[Excerpt from a dataset]
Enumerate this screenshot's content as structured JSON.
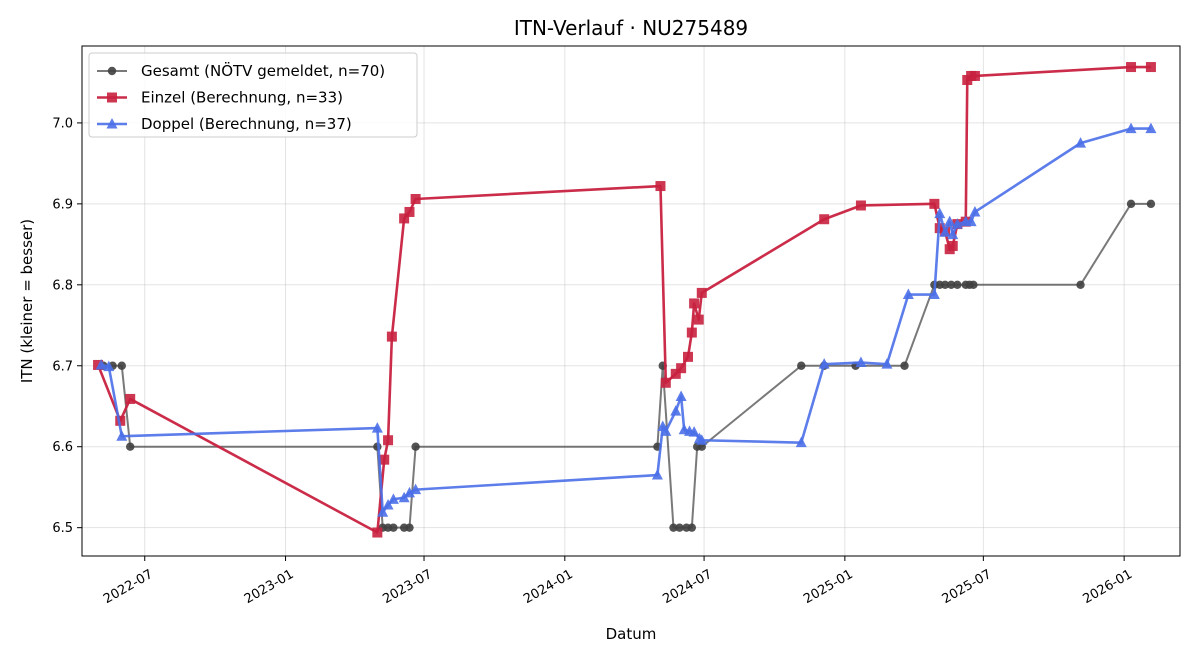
{
  "chart_data": {
    "type": "line",
    "title": "ITN-Verlauf · NU275489",
    "xlabel": "Datum",
    "ylabel": "ITN  (kleiner = besser)",
    "x_type": "date",
    "xlim": [
      "2022-04-10",
      "2026-03-15"
    ],
    "ylim": [
      6.465,
      7.095
    ],
    "x_ticks": [
      "2022-07-01",
      "2023-01-01",
      "2023-07-01",
      "2024-01-01",
      "2024-07-01",
      "2025-01-01",
      "2025-07-01",
      "2026-01-01"
    ],
    "x_tick_labels": [
      "2022-07",
      "2023-01",
      "2023-07",
      "2024-01",
      "2024-07",
      "2025-01",
      "2025-07",
      "2026-01"
    ],
    "y_ticks": [
      6.5,
      6.6,
      6.7,
      6.8,
      6.9,
      7.0
    ],
    "y_tick_labels": [
      "6.5",
      "6.6",
      "6.7",
      "6.8",
      "6.9",
      "7.0"
    ],
    "grid": true,
    "legend_position": "top-left",
    "series": [
      {
        "name": "Gesamt (NÖTV gemeldet, n=70)",
        "color": "#404040",
        "marker": "circle",
        "points": [
          [
            "2022-05-08",
            6.7
          ],
          [
            "2022-05-20",
            6.7
          ],
          [
            "2022-06-01",
            6.7
          ],
          [
            "2022-06-12",
            6.6
          ],
          [
            "2023-05-01",
            6.6
          ],
          [
            "2023-05-08",
            6.5
          ],
          [
            "2023-05-15",
            6.5
          ],
          [
            "2023-05-22",
            6.5
          ],
          [
            "2023-06-05",
            6.5
          ],
          [
            "2023-06-12",
            6.5
          ],
          [
            "2023-06-20",
            6.6
          ],
          [
            "2024-05-01",
            6.6
          ],
          [
            "2024-05-08",
            6.7
          ],
          [
            "2024-05-22",
            6.5
          ],
          [
            "2024-05-30",
            6.5
          ],
          [
            "2024-06-08",
            6.5
          ],
          [
            "2024-06-15",
            6.5
          ],
          [
            "2024-06-22",
            6.6
          ],
          [
            "2024-06-28",
            6.6
          ],
          [
            "2024-11-05",
            6.7
          ],
          [
            "2024-12-05",
            6.7
          ],
          [
            "2025-01-15",
            6.7
          ],
          [
            "2025-03-20",
            6.7
          ],
          [
            "2025-04-28",
            6.8
          ],
          [
            "2025-05-05",
            6.8
          ],
          [
            "2025-05-12",
            6.8
          ],
          [
            "2025-05-20",
            6.8
          ],
          [
            "2025-05-28",
            6.8
          ],
          [
            "2025-06-08",
            6.8
          ],
          [
            "2025-06-13",
            6.8
          ],
          [
            "2025-06-18",
            6.8
          ],
          [
            "2025-11-05",
            6.8
          ],
          [
            "2026-01-10",
            6.9
          ],
          [
            "2026-02-05",
            6.9
          ]
        ]
      },
      {
        "name": "Einzel (Berechnung, n=33)",
        "color": "#c8213f",
        "marker": "square",
        "points": [
          [
            "2022-05-01",
            6.701
          ],
          [
            "2022-05-30",
            6.632
          ],
          [
            "2022-06-12",
            6.659
          ],
          [
            "2023-05-01",
            6.494
          ],
          [
            "2023-05-10",
            6.584
          ],
          [
            "2023-05-15",
            6.608
          ],
          [
            "2023-05-20",
            6.736
          ],
          [
            "2023-06-05",
            6.882
          ],
          [
            "2023-06-12",
            6.89
          ],
          [
            "2023-06-20",
            6.906
          ],
          [
            "2024-05-05",
            6.922
          ],
          [
            "2024-05-12",
            6.679
          ],
          [
            "2024-05-25",
            6.69
          ],
          [
            "2024-06-01",
            6.697
          ],
          [
            "2024-06-10",
            6.711
          ],
          [
            "2024-06-15",
            6.741
          ],
          [
            "2024-06-18",
            6.777
          ],
          [
            "2024-06-24",
            6.757
          ],
          [
            "2024-06-28",
            6.79
          ],
          [
            "2024-12-05",
            6.881
          ],
          [
            "2025-01-22",
            6.898
          ],
          [
            "2025-04-28",
            6.9
          ],
          [
            "2025-05-05",
            6.87
          ],
          [
            "2025-05-12",
            6.866
          ],
          [
            "2025-05-18",
            6.844
          ],
          [
            "2025-05-22",
            6.848
          ],
          [
            "2025-05-28",
            6.875
          ],
          [
            "2025-06-08",
            6.878
          ],
          [
            "2025-06-10",
            7.053
          ],
          [
            "2025-06-15",
            7.058
          ],
          [
            "2025-06-20",
            7.058
          ],
          [
            "2026-01-10",
            7.069
          ],
          [
            "2026-02-05",
            7.069
          ]
        ]
      },
      {
        "name": "Doppel (Berechnung, n=37)",
        "color": "#4a6fe8",
        "marker": "triangle",
        "points": [
          [
            "2022-05-05",
            6.701
          ],
          [
            "2022-05-15",
            6.699
          ],
          [
            "2022-06-01",
            6.613
          ],
          [
            "2023-05-01",
            6.623
          ],
          [
            "2023-05-08",
            6.519
          ],
          [
            "2023-05-15",
            6.528
          ],
          [
            "2023-05-22",
            6.535
          ],
          [
            "2023-06-05",
            6.537
          ],
          [
            "2023-06-12",
            6.543
          ],
          [
            "2023-06-20",
            6.547
          ],
          [
            "2024-05-01",
            6.565
          ],
          [
            "2024-05-08",
            6.625
          ],
          [
            "2024-05-12",
            6.619
          ],
          [
            "2024-05-25",
            6.644
          ],
          [
            "2024-06-01",
            6.662
          ],
          [
            "2024-06-05",
            6.621
          ],
          [
            "2024-06-12",
            6.619
          ],
          [
            "2024-06-18",
            6.618
          ],
          [
            "2024-06-25",
            6.61
          ],
          [
            "2024-06-28",
            6.608
          ],
          [
            "2024-11-05",
            6.605
          ],
          [
            "2024-12-05",
            6.702
          ],
          [
            "2025-01-22",
            6.704
          ],
          [
            "2025-02-25",
            6.702
          ],
          [
            "2025-03-25",
            6.788
          ],
          [
            "2025-04-28",
            6.788
          ],
          [
            "2025-05-05",
            6.888
          ],
          [
            "2025-05-12",
            6.865
          ],
          [
            "2025-05-18",
            6.878
          ],
          [
            "2025-05-22",
            6.862
          ],
          [
            "2025-05-28",
            6.875
          ],
          [
            "2025-06-08",
            6.878
          ],
          [
            "2025-06-15",
            6.878
          ],
          [
            "2025-06-20",
            6.89
          ],
          [
            "2025-11-05",
            6.975
          ],
          [
            "2026-01-10",
            6.993
          ],
          [
            "2026-02-05",
            6.993
          ]
        ]
      }
    ]
  }
}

# TASK TO COMPLETE
Write out all the entries word for word, but skip any images.

# TASK RESULT
Enumerate this screenshot's content as structured JSON.
{
  "chart_data": {
    "type": "line",
    "title": "ITN-Verlauf · NU275489",
    "xlabel": "Datum",
    "ylabel": "ITN  (kleiner = besser)",
    "x_type": "date",
    "xlim": [
      "2022-04-10",
      "2026-03-15"
    ],
    "ylim": [
      6.465,
      7.095
    ],
    "x_ticks": [
      "2022-07-01",
      "2023-01-01",
      "2023-07-01",
      "2024-01-01",
      "2024-07-01",
      "2025-01-01",
      "2025-07-01",
      "2026-01-01"
    ],
    "x_tick_labels": [
      "2022-07",
      "2023-01",
      "2023-07",
      "2024-01",
      "2024-07",
      "2025-01",
      "2025-07",
      "2026-01"
    ],
    "y_ticks": [
      6.5,
      6.6,
      6.7,
      6.8,
      6.9,
      7.0
    ],
    "y_tick_labels": [
      "6.5",
      "6.6",
      "6.7",
      "6.8",
      "6.9",
      "7.0"
    ],
    "grid": true,
    "legend_position": "top-left",
    "series": [
      {
        "name": "Gesamt (NÖTV gemeldet, n=70)",
        "color": "#404040",
        "marker": "circle",
        "points": [
          [
            "2022-05-08",
            6.7
          ],
          [
            "2022-05-20",
            6.7
          ],
          [
            "2022-06-01",
            6.7
          ],
          [
            "2022-06-12",
            6.6
          ],
          [
            "2023-05-01",
            6.6
          ],
          [
            "2023-05-08",
            6.5
          ],
          [
            "2023-05-15",
            6.5
          ],
          [
            "2023-05-22",
            6.5
          ],
          [
            "2023-06-05",
            6.5
          ],
          [
            "2023-06-12",
            6.5
          ],
          [
            "2023-06-20",
            6.6
          ],
          [
            "2024-05-01",
            6.6
          ],
          [
            "2024-05-08",
            6.7
          ],
          [
            "2024-05-22",
            6.5
          ],
          [
            "2024-05-30",
            6.5
          ],
          [
            "2024-06-08",
            6.5
          ],
          [
            "2024-06-15",
            6.5
          ],
          [
            "2024-06-22",
            6.6
          ],
          [
            "2024-06-28",
            6.6
          ],
          [
            "2024-11-05",
            6.7
          ],
          [
            "2024-12-05",
            6.7
          ],
          [
            "2025-01-15",
            6.7
          ],
          [
            "2025-03-20",
            6.7
          ],
          [
            "2025-04-28",
            6.8
          ],
          [
            "2025-05-05",
            6.8
          ],
          [
            "2025-05-12",
            6.8
          ],
          [
            "2025-05-20",
            6.8
          ],
          [
            "2025-05-28",
            6.8
          ],
          [
            "2025-06-08",
            6.8
          ],
          [
            "2025-06-13",
            6.8
          ],
          [
            "2025-06-18",
            6.8
          ],
          [
            "2025-11-05",
            6.8
          ],
          [
            "2026-01-10",
            6.9
          ],
          [
            "2026-02-05",
            6.9
          ]
        ]
      },
      {
        "name": "Einzel (Berechnung, n=33)",
        "color": "#c8213f",
        "marker": "square",
        "points": [
          [
            "2022-05-01",
            6.701
          ],
          [
            "2022-05-30",
            6.632
          ],
          [
            "2022-06-12",
            6.659
          ],
          [
            "2023-05-01",
            6.494
          ],
          [
            "2023-05-10",
            6.584
          ],
          [
            "2023-05-15",
            6.608
          ],
          [
            "2023-05-20",
            6.736
          ],
          [
            "2023-06-05",
            6.882
          ],
          [
            "2023-06-12",
            6.89
          ],
          [
            "2023-06-20",
            6.906
          ],
          [
            "2024-05-05",
            6.922
          ],
          [
            "2024-05-12",
            6.679
          ],
          [
            "2024-05-25",
            6.69
          ],
          [
            "2024-06-01",
            6.697
          ],
          [
            "2024-06-10",
            6.711
          ],
          [
            "2024-06-15",
            6.741
          ],
          [
            "2024-06-18",
            6.777
          ],
          [
            "2024-06-24",
            6.757
          ],
          [
            "2024-06-28",
            6.79
          ],
          [
            "2024-12-05",
            6.881
          ],
          [
            "2025-01-22",
            6.898
          ],
          [
            "2025-04-28",
            6.9
          ],
          [
            "2025-05-05",
            6.87
          ],
          [
            "2025-05-12",
            6.866
          ],
          [
            "2025-05-18",
            6.844
          ],
          [
            "2025-05-22",
            6.848
          ],
          [
            "2025-05-28",
            6.875
          ],
          [
            "2025-06-08",
            6.878
          ],
          [
            "2025-06-10",
            7.053
          ],
          [
            "2025-06-15",
            7.058
          ],
          [
            "2025-06-20",
            7.058
          ],
          [
            "2026-01-10",
            7.069
          ],
          [
            "2026-02-05",
            7.069
          ]
        ]
      },
      {
        "name": "Doppel (Berechnung, n=37)",
        "color": "#4a6fe8",
        "marker": "triangle",
        "points": [
          [
            "2022-05-05",
            6.701
          ],
          [
            "2022-05-15",
            6.699
          ],
          [
            "2022-06-01",
            6.613
          ],
          [
            "2023-05-01",
            6.623
          ],
          [
            "2023-05-08",
            6.519
          ],
          [
            "2023-05-15",
            6.528
          ],
          [
            "2023-05-22",
            6.535
          ],
          [
            "2023-06-05",
            6.537
          ],
          [
            "2023-06-12",
            6.543
          ],
          [
            "2023-06-20",
            6.547
          ],
          [
            "2024-05-01",
            6.565
          ],
          [
            "2024-05-08",
            6.625
          ],
          [
            "2024-05-12",
            6.619
          ],
          [
            "2024-05-25",
            6.644
          ],
          [
            "2024-06-01",
            6.662
          ],
          [
            "2024-06-05",
            6.621
          ],
          [
            "2024-06-12",
            6.619
          ],
          [
            "2024-06-18",
            6.618
          ],
          [
            "2024-06-25",
            6.61
          ],
          [
            "2024-06-28",
            6.608
          ],
          [
            "2024-11-05",
            6.605
          ],
          [
            "2024-12-05",
            6.702
          ],
          [
            "2025-01-22",
            6.704
          ],
          [
            "2025-02-25",
            6.702
          ],
          [
            "2025-03-25",
            6.788
          ],
          [
            "2025-04-28",
            6.788
          ],
          [
            "2025-05-05",
            6.888
          ],
          [
            "2025-05-12",
            6.865
          ],
          [
            "2025-05-18",
            6.878
          ],
          [
            "2025-05-22",
            6.862
          ],
          [
            "2025-05-28",
            6.875
          ],
          [
            "2025-06-08",
            6.878
          ],
          [
            "2025-06-15",
            6.878
          ],
          [
            "2025-06-20",
            6.89
          ],
          [
            "2025-11-05",
            6.975
          ],
          [
            "2026-01-10",
            6.993
          ],
          [
            "2026-02-05",
            6.993
          ]
        ]
      }
    ]
  }
}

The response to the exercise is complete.